> [YOUR INSTRUCTIONS] Return the listing below unchanged, minus its pictures.

+++ GIVEN DATA +++

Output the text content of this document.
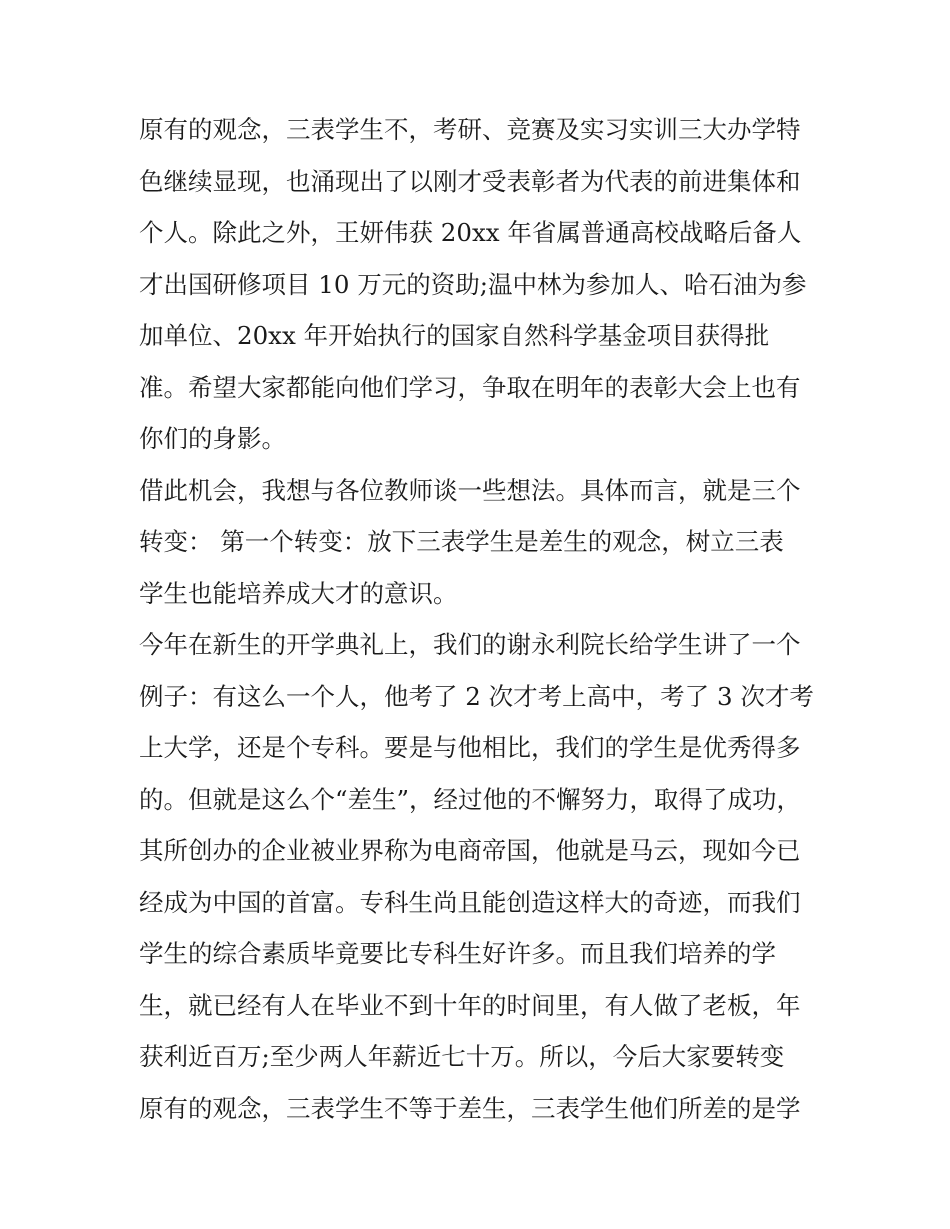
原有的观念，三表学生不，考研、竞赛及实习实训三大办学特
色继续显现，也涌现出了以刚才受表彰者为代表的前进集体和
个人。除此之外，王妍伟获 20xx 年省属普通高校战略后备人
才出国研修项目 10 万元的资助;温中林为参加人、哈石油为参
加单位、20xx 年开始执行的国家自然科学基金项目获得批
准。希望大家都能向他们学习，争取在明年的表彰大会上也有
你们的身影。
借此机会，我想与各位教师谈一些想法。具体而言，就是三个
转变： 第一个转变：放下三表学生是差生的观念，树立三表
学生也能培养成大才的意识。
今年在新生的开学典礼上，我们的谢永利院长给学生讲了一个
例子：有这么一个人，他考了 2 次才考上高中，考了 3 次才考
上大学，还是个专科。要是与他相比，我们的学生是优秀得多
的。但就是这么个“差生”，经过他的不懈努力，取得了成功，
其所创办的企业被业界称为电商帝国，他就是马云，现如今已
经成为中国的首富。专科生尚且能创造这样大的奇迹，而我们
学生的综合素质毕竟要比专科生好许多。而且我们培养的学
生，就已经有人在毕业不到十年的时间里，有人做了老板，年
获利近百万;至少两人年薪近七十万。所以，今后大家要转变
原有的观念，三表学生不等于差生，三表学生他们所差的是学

+++

> [ANSWER TO THIS TASK]
Output the text content of this document.
原有的观念，三表学生不，考研、竞赛及实习实训三大办学特
色继续显现，也涌现出了以刚才受表彰者为代表的前进集体和
个人。除此之外，王妍伟获 20xx 年省属普通高校战略后备人
才出国研修项目 10 万元的资助;温中林为参加人、哈石油为参
加单位、20xx 年开始执行的国家自然科学基金项目获得批
准。希望大家都能向他们学习，争取在明年的表彰大会上也有
你们的身影。
借此机会，我想与各位教师谈一些想法。具体而言，就是三个
转变： 第一个转变：放下三表学生是差生的观念，树立三表
学生也能培养成大才的意识。
今年在新生的开学典礼上，我们的谢永利院长给学生讲了一个
例子：有这么一个人，他考了 2 次才考上高中，考了 3 次才考
上大学，还是个专科。要是与他相比，我们的学生是优秀得多
的。但就是这么个“差生”，经过他的不懈努力，取得了成功，
其所创办的企业被业界称为电商帝国，他就是马云，现如今已
经成为中国的首富。专科生尚且能创造这样大的奇迹，而我们
学生的综合素质毕竟要比专科生好许多。而且我们培养的学
生，就已经有人在毕业不到十年的时间里，有人做了老板，年
获利近百万;至少两人年薪近七十万。所以，今后大家要转变
原有的观念，三表学生不等于差生，三表学生他们所差的是学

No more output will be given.